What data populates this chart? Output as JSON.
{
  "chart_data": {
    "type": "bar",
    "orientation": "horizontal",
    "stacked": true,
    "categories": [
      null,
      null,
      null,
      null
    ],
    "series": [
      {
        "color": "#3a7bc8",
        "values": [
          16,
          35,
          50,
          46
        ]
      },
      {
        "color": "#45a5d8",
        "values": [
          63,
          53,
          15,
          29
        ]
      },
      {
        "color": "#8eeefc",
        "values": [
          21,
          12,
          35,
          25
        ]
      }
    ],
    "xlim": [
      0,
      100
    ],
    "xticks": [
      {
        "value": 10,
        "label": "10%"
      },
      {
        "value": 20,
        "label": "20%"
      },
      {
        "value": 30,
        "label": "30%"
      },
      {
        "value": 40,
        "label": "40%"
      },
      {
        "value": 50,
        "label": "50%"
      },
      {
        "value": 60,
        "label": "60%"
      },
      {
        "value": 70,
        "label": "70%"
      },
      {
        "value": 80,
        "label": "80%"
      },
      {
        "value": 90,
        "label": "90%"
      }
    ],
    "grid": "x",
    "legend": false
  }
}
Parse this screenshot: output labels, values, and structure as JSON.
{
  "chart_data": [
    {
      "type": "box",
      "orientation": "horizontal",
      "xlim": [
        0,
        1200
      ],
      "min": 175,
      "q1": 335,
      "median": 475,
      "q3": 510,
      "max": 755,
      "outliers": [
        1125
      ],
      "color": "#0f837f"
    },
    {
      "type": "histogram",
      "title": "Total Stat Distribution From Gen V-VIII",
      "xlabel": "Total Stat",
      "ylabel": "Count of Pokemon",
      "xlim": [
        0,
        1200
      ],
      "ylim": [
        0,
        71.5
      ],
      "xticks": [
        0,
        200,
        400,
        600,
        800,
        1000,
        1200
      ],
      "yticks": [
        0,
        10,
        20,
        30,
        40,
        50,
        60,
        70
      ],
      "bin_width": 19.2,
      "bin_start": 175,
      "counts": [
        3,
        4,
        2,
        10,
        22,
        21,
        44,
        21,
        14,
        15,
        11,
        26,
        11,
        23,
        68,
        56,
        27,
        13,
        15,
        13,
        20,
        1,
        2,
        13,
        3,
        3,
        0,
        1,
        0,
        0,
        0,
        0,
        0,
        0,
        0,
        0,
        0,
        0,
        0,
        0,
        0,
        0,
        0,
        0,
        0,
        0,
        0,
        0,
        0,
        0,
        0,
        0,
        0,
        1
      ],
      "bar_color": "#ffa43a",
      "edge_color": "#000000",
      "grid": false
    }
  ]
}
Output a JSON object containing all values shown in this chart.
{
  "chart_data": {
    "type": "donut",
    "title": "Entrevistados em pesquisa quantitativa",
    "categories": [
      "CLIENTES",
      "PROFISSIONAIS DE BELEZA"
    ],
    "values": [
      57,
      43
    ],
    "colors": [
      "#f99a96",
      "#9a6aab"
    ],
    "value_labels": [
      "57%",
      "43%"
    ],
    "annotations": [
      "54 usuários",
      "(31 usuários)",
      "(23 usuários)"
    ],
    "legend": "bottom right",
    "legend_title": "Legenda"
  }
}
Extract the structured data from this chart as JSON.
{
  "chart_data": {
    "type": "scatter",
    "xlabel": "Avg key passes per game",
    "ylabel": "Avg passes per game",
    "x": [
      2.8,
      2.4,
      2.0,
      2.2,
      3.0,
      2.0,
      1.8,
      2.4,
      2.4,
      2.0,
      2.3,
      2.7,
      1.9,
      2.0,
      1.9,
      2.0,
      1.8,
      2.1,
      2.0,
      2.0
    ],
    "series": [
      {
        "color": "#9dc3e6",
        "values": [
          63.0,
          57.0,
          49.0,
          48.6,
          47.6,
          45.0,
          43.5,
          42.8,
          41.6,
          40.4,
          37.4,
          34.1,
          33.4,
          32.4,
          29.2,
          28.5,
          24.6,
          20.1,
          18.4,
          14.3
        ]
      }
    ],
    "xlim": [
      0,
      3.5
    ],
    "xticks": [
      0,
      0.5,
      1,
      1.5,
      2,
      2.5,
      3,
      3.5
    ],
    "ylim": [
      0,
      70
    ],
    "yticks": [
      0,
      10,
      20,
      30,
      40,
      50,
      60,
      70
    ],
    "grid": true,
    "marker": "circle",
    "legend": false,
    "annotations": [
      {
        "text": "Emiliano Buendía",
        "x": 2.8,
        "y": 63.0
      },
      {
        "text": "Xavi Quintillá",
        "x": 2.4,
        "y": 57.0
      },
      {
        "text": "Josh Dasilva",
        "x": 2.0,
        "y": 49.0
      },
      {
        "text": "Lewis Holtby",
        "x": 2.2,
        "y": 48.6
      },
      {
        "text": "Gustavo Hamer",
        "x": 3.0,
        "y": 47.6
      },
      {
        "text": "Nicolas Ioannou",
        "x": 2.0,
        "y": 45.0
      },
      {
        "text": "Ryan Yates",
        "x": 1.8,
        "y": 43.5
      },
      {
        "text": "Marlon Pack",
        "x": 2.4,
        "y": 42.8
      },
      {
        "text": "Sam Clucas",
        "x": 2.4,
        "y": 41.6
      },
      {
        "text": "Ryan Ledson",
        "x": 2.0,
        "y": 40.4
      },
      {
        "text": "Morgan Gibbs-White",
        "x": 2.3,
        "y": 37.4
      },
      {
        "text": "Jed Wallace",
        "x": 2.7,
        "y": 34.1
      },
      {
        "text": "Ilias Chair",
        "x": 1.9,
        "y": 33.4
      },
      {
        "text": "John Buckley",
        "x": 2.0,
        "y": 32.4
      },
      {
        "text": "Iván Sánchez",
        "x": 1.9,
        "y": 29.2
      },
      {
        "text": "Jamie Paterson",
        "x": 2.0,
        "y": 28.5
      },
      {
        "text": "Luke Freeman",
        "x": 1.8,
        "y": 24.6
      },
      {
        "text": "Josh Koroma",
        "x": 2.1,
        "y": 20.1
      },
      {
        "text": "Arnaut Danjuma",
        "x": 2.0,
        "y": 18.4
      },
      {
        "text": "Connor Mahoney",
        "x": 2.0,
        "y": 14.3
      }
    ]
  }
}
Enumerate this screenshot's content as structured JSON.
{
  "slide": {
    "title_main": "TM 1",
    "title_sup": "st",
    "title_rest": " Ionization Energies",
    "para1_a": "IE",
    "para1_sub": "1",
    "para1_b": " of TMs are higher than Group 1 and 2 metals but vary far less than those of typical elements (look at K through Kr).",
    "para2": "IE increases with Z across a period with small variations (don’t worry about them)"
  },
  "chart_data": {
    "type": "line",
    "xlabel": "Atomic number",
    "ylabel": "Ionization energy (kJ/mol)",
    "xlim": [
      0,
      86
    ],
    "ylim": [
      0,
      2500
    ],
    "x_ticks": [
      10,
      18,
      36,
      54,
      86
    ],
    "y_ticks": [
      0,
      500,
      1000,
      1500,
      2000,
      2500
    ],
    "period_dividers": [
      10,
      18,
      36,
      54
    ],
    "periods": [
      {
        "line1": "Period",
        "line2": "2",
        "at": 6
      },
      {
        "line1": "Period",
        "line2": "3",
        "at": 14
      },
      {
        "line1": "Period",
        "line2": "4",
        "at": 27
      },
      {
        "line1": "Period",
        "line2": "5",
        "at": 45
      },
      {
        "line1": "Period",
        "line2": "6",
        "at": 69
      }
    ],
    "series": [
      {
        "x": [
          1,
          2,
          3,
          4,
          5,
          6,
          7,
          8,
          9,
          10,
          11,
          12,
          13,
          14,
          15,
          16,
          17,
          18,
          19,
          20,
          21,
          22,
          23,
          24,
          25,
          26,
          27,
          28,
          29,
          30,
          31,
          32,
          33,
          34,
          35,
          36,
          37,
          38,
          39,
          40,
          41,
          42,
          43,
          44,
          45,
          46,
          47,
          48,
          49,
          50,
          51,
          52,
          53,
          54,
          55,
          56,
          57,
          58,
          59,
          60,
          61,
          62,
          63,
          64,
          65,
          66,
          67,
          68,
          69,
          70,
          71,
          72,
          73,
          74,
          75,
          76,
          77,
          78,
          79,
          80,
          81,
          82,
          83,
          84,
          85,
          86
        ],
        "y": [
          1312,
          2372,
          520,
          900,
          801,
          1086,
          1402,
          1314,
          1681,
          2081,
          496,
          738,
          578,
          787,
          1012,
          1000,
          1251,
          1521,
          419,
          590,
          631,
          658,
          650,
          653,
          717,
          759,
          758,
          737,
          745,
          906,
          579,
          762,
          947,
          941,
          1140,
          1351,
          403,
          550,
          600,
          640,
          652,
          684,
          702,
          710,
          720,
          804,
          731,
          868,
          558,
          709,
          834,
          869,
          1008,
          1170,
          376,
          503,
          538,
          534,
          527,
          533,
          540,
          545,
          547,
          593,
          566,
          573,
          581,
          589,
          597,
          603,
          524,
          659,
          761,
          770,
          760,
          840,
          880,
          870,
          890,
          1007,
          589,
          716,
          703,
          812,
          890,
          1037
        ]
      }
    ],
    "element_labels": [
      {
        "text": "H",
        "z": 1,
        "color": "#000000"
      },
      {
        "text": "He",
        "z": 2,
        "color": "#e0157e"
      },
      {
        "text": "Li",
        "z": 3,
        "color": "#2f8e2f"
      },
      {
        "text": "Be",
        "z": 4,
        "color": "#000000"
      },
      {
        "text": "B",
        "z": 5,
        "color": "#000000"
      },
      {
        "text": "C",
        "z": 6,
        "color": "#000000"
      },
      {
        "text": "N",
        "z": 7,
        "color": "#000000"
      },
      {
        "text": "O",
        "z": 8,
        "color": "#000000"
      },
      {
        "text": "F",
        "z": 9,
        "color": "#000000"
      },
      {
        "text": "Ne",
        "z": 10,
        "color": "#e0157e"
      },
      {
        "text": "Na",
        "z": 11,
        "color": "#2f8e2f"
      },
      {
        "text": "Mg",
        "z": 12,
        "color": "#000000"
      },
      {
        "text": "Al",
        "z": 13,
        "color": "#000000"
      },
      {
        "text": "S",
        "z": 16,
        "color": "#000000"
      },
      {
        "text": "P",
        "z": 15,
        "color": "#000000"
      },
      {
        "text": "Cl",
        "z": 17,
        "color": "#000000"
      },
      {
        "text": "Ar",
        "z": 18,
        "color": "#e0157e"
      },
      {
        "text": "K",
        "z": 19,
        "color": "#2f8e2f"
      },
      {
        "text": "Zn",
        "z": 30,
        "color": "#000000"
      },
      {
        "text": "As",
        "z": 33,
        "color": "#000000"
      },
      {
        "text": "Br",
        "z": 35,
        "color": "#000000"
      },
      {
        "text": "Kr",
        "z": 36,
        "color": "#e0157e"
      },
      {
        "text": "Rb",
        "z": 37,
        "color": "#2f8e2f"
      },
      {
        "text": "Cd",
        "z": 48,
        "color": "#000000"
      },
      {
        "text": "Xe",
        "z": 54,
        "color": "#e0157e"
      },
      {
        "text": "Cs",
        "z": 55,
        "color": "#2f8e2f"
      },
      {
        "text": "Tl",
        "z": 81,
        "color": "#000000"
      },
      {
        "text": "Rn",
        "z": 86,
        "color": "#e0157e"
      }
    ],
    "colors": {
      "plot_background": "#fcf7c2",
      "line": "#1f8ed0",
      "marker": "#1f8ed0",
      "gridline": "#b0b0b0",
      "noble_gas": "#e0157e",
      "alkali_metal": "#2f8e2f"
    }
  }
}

**********

__What you should do__
Display every line of the listing that contains the string "game".

__Solution to this problem__
    "xlabel": "Avg key passes per game",
    "ylabel": "Avg passes per game",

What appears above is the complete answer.